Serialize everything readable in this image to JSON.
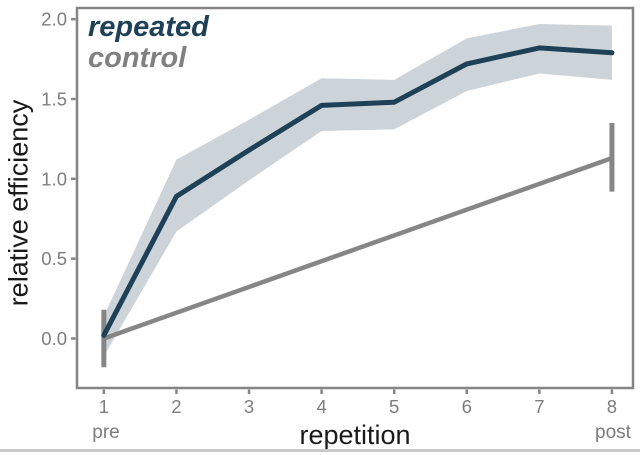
{
  "chart_data": {
    "type": "line",
    "title": "",
    "xlabel": "repetition",
    "ylabel": "relative efficiency",
    "x": [
      1,
      2,
      3,
      4,
      5,
      6,
      7,
      8
    ],
    "x_tick_labels": [
      "1",
      "2",
      "3",
      "4",
      "5",
      "6",
      "7",
      "8"
    ],
    "x_sub_labels": {
      "first": "pre",
      "last": "post"
    },
    "y_ticks": [
      0.0,
      0.5,
      1.0,
      1.5,
      2.0
    ],
    "y_tick_labels": [
      "0.0",
      "0.5",
      "1.0",
      "1.5",
      "2.0"
    ],
    "xlim": [
      0.63,
      8.29
    ],
    "ylim": [
      -0.31,
      2.07
    ],
    "grid": false,
    "legend_position": "top-left-inside",
    "axis_color": "#858585",
    "tick_color": "#7d7d7d",
    "series": [
      {
        "name": "repeated",
        "color": "#1e4157",
        "values": [
          0.02,
          0.89,
          1.18,
          1.46,
          1.48,
          1.72,
          1.82,
          1.79
        ],
        "band_upper": [
          0.14,
          1.12,
          1.37,
          1.63,
          1.62,
          1.88,
          1.97,
          1.96
        ],
        "band_lower": [
          -0.11,
          0.67,
          0.99,
          1.3,
          1.31,
          1.55,
          1.66,
          1.62
        ],
        "band_color": "#ccd4da"
      },
      {
        "name": "control",
        "color": "#868686",
        "points": [
          {
            "x": 1,
            "y": 0.0
          },
          {
            "x": 8,
            "y": 1.13
          }
        ],
        "error_bars": [
          {
            "x": 1,
            "low": -0.18,
            "high": 0.18
          },
          {
            "x": 8,
            "low": 0.92,
            "high": 1.35
          }
        ]
      }
    ]
  }
}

- - -

EXERCISE REQUIREMENTS: Write the records out again in full, exactly, and skip every picture.

FINISHED TASK:
Serialize everything readable in this image to JSON.
{
  "chart_data": {
    "type": "line",
    "title": "",
    "xlabel": "repetition",
    "ylabel": "relative efficiency",
    "x": [
      1,
      2,
      3,
      4,
      5,
      6,
      7,
      8
    ],
    "x_tick_labels": [
      "1",
      "2",
      "3",
      "4",
      "5",
      "6",
      "7",
      "8"
    ],
    "x_sub_labels": {
      "first": "pre",
      "last": "post"
    },
    "y_ticks": [
      0.0,
      0.5,
      1.0,
      1.5,
      2.0
    ],
    "y_tick_labels": [
      "0.0",
      "0.5",
      "1.0",
      "1.5",
      "2.0"
    ],
    "xlim": [
      0.63,
      8.29
    ],
    "ylim": [
      -0.31,
      2.07
    ],
    "grid": false,
    "legend_position": "top-left-inside",
    "axis_color": "#858585",
    "tick_color": "#7d7d7d",
    "series": [
      {
        "name": "repeated",
        "color": "#1e4157",
        "values": [
          0.02,
          0.89,
          1.18,
          1.46,
          1.48,
          1.72,
          1.82,
          1.79
        ],
        "band_upper": [
          0.14,
          1.12,
          1.37,
          1.63,
          1.62,
          1.88,
          1.97,
          1.96
        ],
        "band_lower": [
          -0.11,
          0.67,
          0.99,
          1.3,
          1.31,
          1.55,
          1.66,
          1.62
        ],
        "band_color": "#ccd4da"
      },
      {
        "name": "control",
        "color": "#868686",
        "points": [
          {
            "x": 1,
            "y": 0.0
          },
          {
            "x": 8,
            "y": 1.13
          }
        ],
        "error_bars": [
          {
            "x": 1,
            "low": -0.18,
            "high": 0.18
          },
          {
            "x": 8,
            "low": 0.92,
            "high": 1.35
          }
        ]
      }
    ]
  }
}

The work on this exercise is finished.